— START Given information —
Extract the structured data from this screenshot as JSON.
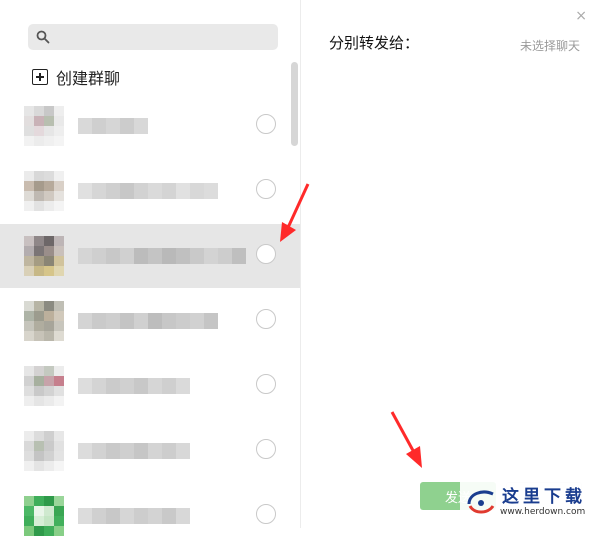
{
  "search": {
    "placeholder": ""
  },
  "create_group": {
    "label": "创建群聊"
  },
  "contacts": [
    {
      "avatar": [
        "#e6e6e6",
        "#d9d9d9",
        "#c8c8c8",
        "#eeeeee",
        "#e2dede",
        "#c9b2b7",
        "#b8bfb0",
        "#e9e9e9",
        "#dfdfdf",
        "#e4d9dc",
        "#e6e6e6",
        "#eeeeee",
        "#f2f2f2",
        "#ececec",
        "#f0f0f0",
        "#f4f4f4"
      ],
      "name": [
        "#d9d9d9",
        "#cfcfcf",
        "#d6d6d6",
        "#cccccc",
        "#d8d8d8"
      ],
      "selected": false
    },
    {
      "avatar": [
        "#ebebeb",
        "#d8d8d8",
        "#dcdcdc",
        "#f0f0f0",
        "#c9bcaf",
        "#a69b8c",
        "#b7aa9b",
        "#d9d0c7",
        "#dedbd6",
        "#bfb9b2",
        "#d0c9c1",
        "#e5e2de",
        "#f0f0f0",
        "#e2e2e2",
        "#ececec",
        "#f4f4f4"
      ],
      "name": [
        "#e0e0e0",
        "#d6d6d6",
        "#cfcfcf",
        "#c7c7c7",
        "#d2d2d2",
        "#dadada",
        "#d4d4d4",
        "#e1e1e1",
        "#d8d8d8",
        "#dcdcdc"
      ],
      "selected": false
    },
    {
      "avatar": [
        "#c8c0c0",
        "#8f8788",
        "#6d6768",
        "#bdb5b6",
        "#b3adaf",
        "#7b7576",
        "#9a8e8a",
        "#c9c0bb",
        "#bfb6a0",
        "#a59c83",
        "#8a8575",
        "#d1c39c",
        "#d9d0b7",
        "#c7b886",
        "#d6c58a",
        "#e0d6b0"
      ],
      "name": [
        "#d5d5d5",
        "#cfcfcf",
        "#c8c8c8",
        "#d0d0d0",
        "#bcbcbc",
        "#c4c4c4",
        "#b9b9b9",
        "#c0c0c0",
        "#c9c9c9",
        "#d3d3d3",
        "#cdcdcd",
        "#bfbfbf"
      ],
      "selected": true
    },
    {
      "avatar": [
        "#d9dad3",
        "#b7b5a5",
        "#8b8b81",
        "#c0bfb5",
        "#aeb4a7",
        "#9c9c8e",
        "#bcb09c",
        "#d1c9bb",
        "#c6c5bc",
        "#b0ad9f",
        "#a7a59a",
        "#c8c6bd",
        "#d8d5cc",
        "#c7c3b8",
        "#bab7ab",
        "#dedbd2"
      ],
      "name": [
        "#d4d4d4",
        "#cacaca",
        "#cecece",
        "#c4c4c4",
        "#d0d0d0",
        "#bdbdbd",
        "#c7c7c7",
        "#cccccc",
        "#d1d1d1",
        "#c5c5c5"
      ],
      "selected": false
    },
    {
      "avatar": [
        "#e6e6e6",
        "#d4d2d2",
        "#c4c9c0",
        "#ececec",
        "#d1d1d1",
        "#a7b09f",
        "#c7a3aa",
        "#c67f8d",
        "#dedede",
        "#c9c9c9",
        "#d3d3d3",
        "#e1e1e1",
        "#eeeeee",
        "#e5e5e5",
        "#ebebeb",
        "#f3f3f3"
      ],
      "name": [
        "#dddddd",
        "#d4d4d4",
        "#cbcbcb",
        "#d0d0d0",
        "#c8c8c8",
        "#d6d6d6",
        "#cfcfcf",
        "#dadada"
      ],
      "selected": false
    },
    {
      "avatar": [
        "#ececec",
        "#dcdcdc",
        "#cfcfcf",
        "#e7e7e7",
        "#d9d9d9",
        "#b8c0b2",
        "#cacaca",
        "#e1e1e1",
        "#dedede",
        "#c4c4c4",
        "#d1d1d1",
        "#e3e3e3",
        "#f0f0f0",
        "#e4e4e4",
        "#ececec",
        "#f5f5f5"
      ],
      "name": [
        "#dcdcdc",
        "#d2d2d2",
        "#c9c9c9",
        "#cfcfcf",
        "#c6c6c6",
        "#d4d4d4",
        "#cdcdcd",
        "#d8d8d8"
      ],
      "selected": false
    },
    {
      "avatar": [
        "#8fd08f",
        "#3fae5a",
        "#2f9a4a",
        "#9ad69a",
        "#4cb866",
        "#e9f5e9",
        "#cfe9cf",
        "#3aa653",
        "#3fae5a",
        "#d6eed6",
        "#c4e5c4",
        "#42b05c",
        "#7cc97c",
        "#2f9a4a",
        "#3fae5a",
        "#88cf88"
      ],
      "name": [
        "#dcdcdc",
        "#d0d0d0",
        "#c8c8c8",
        "#d6d6d6",
        "#cdcdcd",
        "#d3d3d3",
        "#c9c9c9",
        "#d8d8d8"
      ],
      "selected": false
    }
  ],
  "right_panel": {
    "title": "分别转发给：",
    "status": "未选择聊天",
    "send_label": "发送",
    "cancel_label": "",
    "close_glyph": "×"
  },
  "watermark": {
    "text": "这里下载",
    "url": "www.herdown.com"
  },
  "colors": {
    "send_button": "#8fd18f",
    "arrow": "#ff2a2a",
    "selected_row": "#e6e6e6"
  }
}
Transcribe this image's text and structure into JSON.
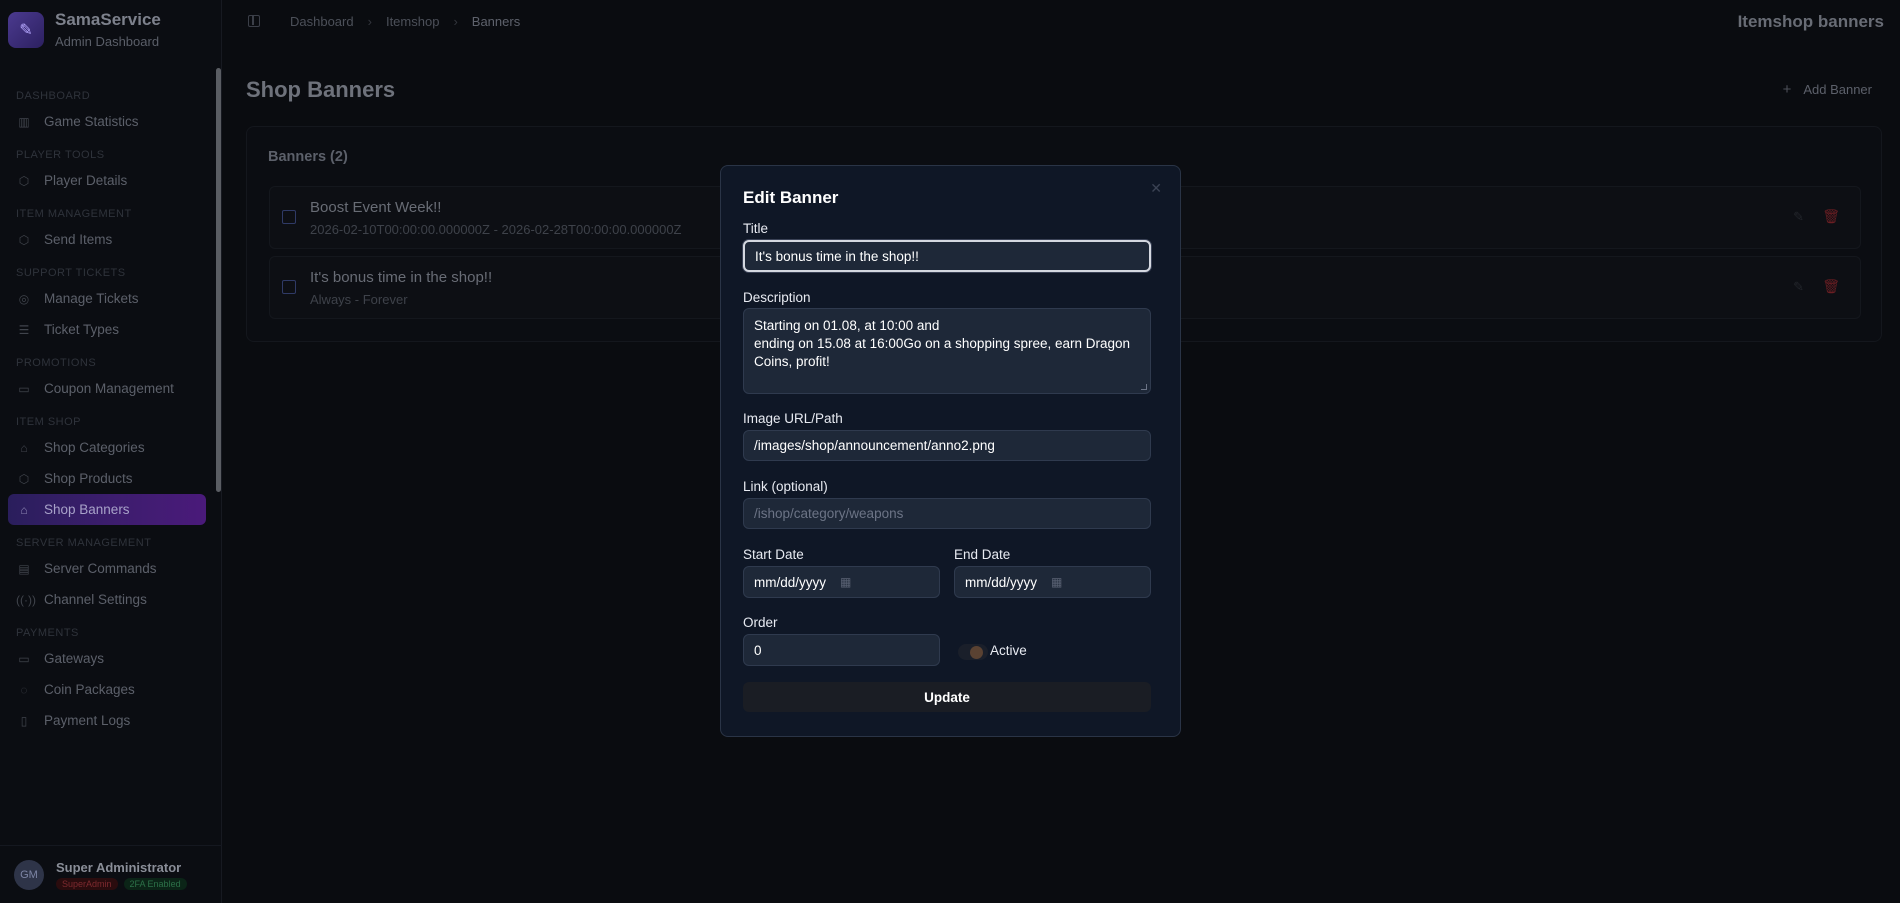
{
  "brand": {
    "name": "SamaService",
    "subtitle": "Admin Dashboard",
    "logo_icon": "pen-icon"
  },
  "sidebar": {
    "sections": [
      {
        "title": "DASHBOARD",
        "items": [
          {
            "label": "Game Statistics",
            "icon": "bar-chart-icon"
          }
        ]
      },
      {
        "title": "PLAYER TOOLS",
        "items": [
          {
            "label": "Player Details",
            "icon": "cube-icon"
          }
        ]
      },
      {
        "title": "ITEM MANAGEMENT",
        "items": [
          {
            "label": "Send Items",
            "icon": "cube-icon"
          }
        ]
      },
      {
        "title": "SUPPORT TICKETS",
        "items": [
          {
            "label": "Manage Tickets",
            "icon": "lifebuoy-icon"
          },
          {
            "label": "Ticket Types",
            "icon": "sliders-icon"
          }
        ]
      },
      {
        "title": "PROMOTIONS",
        "items": [
          {
            "label": "Coupon Management",
            "icon": "ticket-icon"
          }
        ]
      },
      {
        "title": "ITEM SHOP",
        "items": [
          {
            "label": "Shop Categories",
            "icon": "store-icon"
          },
          {
            "label": "Shop Products",
            "icon": "cube-icon"
          },
          {
            "label": "Shop Banners",
            "icon": "store-icon",
            "active": true
          }
        ]
      },
      {
        "title": "SERVER MANAGEMENT",
        "items": [
          {
            "label": "Server Commands",
            "icon": "terminal-icon"
          },
          {
            "label": "Channel Settings",
            "icon": "broadcast-icon"
          }
        ]
      },
      {
        "title": "PAYMENTS",
        "items": [
          {
            "label": "Gateways",
            "icon": "card-icon"
          },
          {
            "label": "Coin Packages",
            "icon": "coins-icon"
          },
          {
            "label": "Payment Logs",
            "icon": "receipt-icon"
          }
        ]
      }
    ],
    "user": {
      "initials": "GM",
      "name": "Super Administrator",
      "role_badge": "SuperAdmin",
      "twofa_badge": "2FA Enabled"
    }
  },
  "topbar": {
    "breadcrumb": [
      "Dashboard",
      "Itemshop",
      "Banners"
    ],
    "title": "Itemshop banners"
  },
  "main": {
    "page_title": "Shop Banners",
    "add_button": "Add Banner",
    "card_title": "Banners (2)",
    "banners": [
      {
        "title": "Boost Event Week!!",
        "dates": "2026-02-10T00:00:00.000000Z - 2026-02-28T00:00:00.000000Z"
      },
      {
        "title": "It's bonus time in the shop!!",
        "dates": "Always - Forever"
      }
    ]
  },
  "modal": {
    "title": "Edit Banner",
    "title_label": "Title",
    "title_value": "It's bonus time in the shop!!",
    "description_label": "Description",
    "description_value": "Starting on 01.08, at 10:00 and\nending on 15.08 at 16:00Go on a shopping spree, earn Dragon Coins, profit!",
    "image_label": "Image URL/Path",
    "image_value": "/images/shop/announcement/anno2.png",
    "link_label": "Link (optional)",
    "link_placeholder": "/ishop/category/weapons",
    "start_date_label": "Start Date",
    "start_date_value": "mm/dd/yyyy",
    "end_date_label": "End Date",
    "end_date_value": "mm/dd/yyyy",
    "order_label": "Order",
    "order_value": "0",
    "active_label": "Active",
    "active": false,
    "update_button": "Update"
  },
  "colors": {
    "accent": "#4a1a7a",
    "modal_bg": "#0f1726",
    "danger": "#6a1e23"
  }
}
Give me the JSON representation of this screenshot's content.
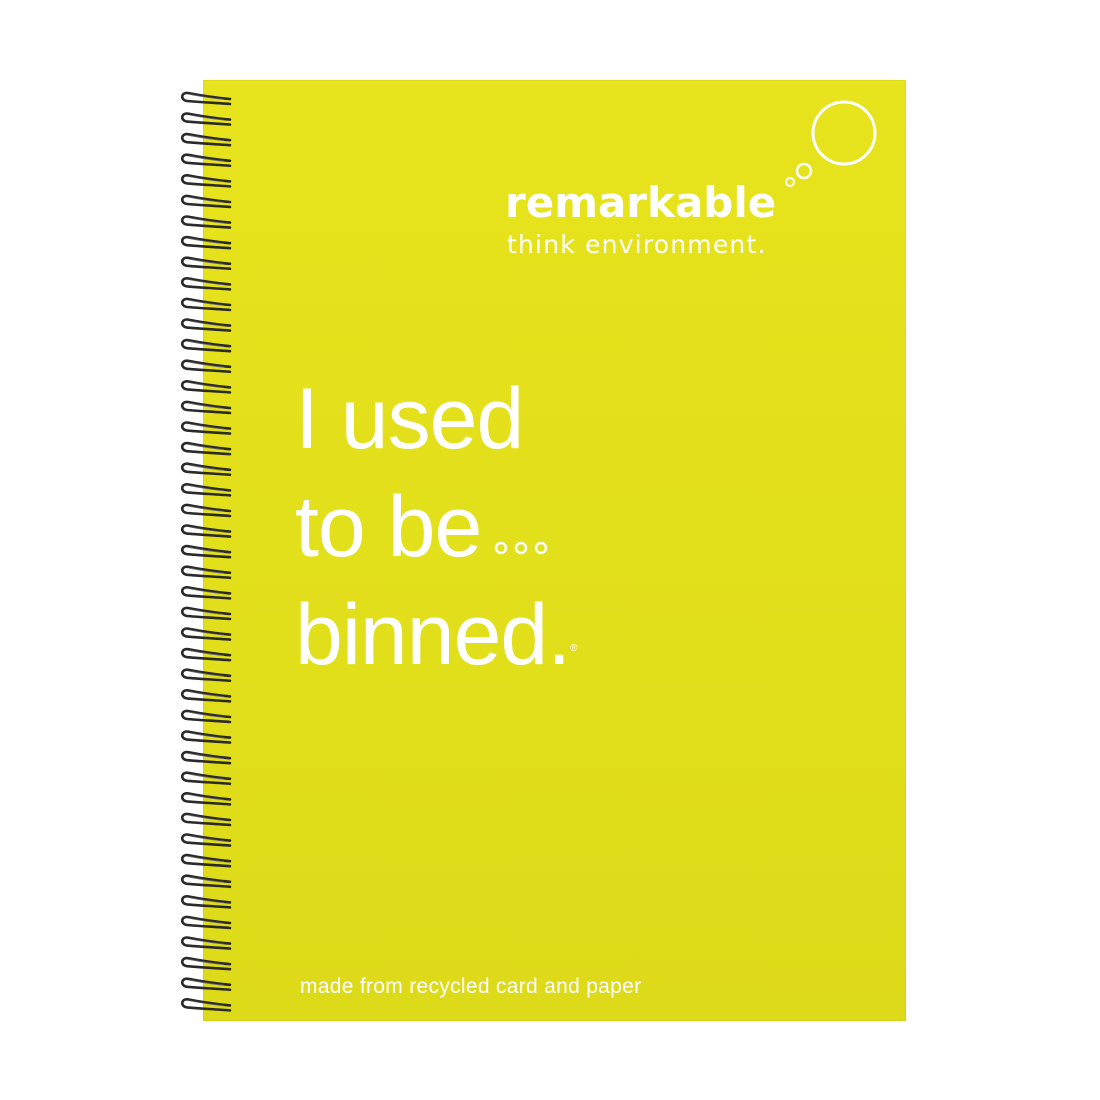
{
  "notebook": {
    "brand": "remarkable",
    "tagline": "think environment.",
    "headline": {
      "line1": "I used",
      "line2": "to be",
      "line3": "binned.",
      "registered_mark": "®"
    },
    "footer": "made from recycled card and paper",
    "colors": {
      "cover": "#e2df1b",
      "text": "#ffffff",
      "spiral": "#2a2a2a"
    }
  }
}
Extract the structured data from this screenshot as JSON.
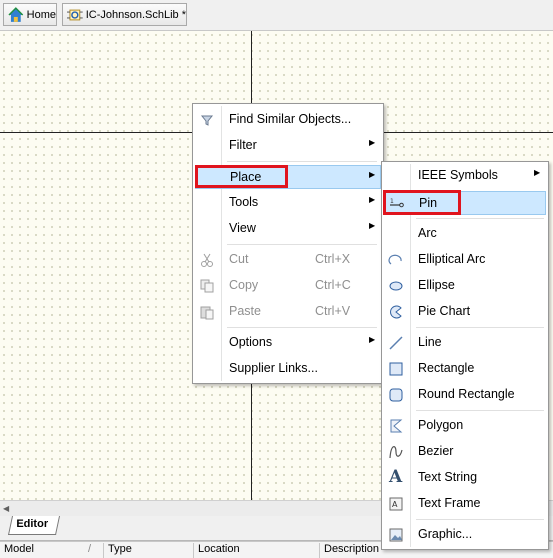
{
  "tabs": {
    "home_label": "Home",
    "doc_label": "IC-Johnson.SchLib *"
  },
  "context_menu": {
    "find_similar": "Find Similar Objects...",
    "filter": "Filter",
    "place": "Place",
    "tools": "Tools",
    "view": "View",
    "cut": "Cut",
    "cut_shortcut": "Ctrl+X",
    "copy": "Copy",
    "copy_shortcut": "Ctrl+C",
    "paste": "Paste",
    "paste_shortcut": "Ctrl+V",
    "options": "Options",
    "supplier_links": "Supplier Links..."
  },
  "place_submenu": {
    "ieee_symbols": "IEEE Symbols",
    "pin": "Pin",
    "arc": "Arc",
    "elliptical_arc": "Elliptical Arc",
    "ellipse": "Ellipse",
    "pie_chart": "Pie Chart",
    "line": "Line",
    "rectangle": "Rectangle",
    "round_rectangle": "Round Rectangle",
    "polygon": "Polygon",
    "bezier": "Bezier",
    "text_string": "Text String",
    "text_frame": "Text Frame",
    "graphic": "Graphic..."
  },
  "bottom": {
    "editor_tab": "Editor",
    "columns": [
      "Model",
      "Type",
      "Location",
      "Description"
    ]
  },
  "colors": {
    "highlight": "#cde8ff",
    "annotation_red": "#e0141e",
    "canvas": "#fdfcf2"
  }
}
— END Given information —
(What this task involves): Determine how many lines above contain "Ctrl" as a word or string. Give the number alone.

(Response to this task): 3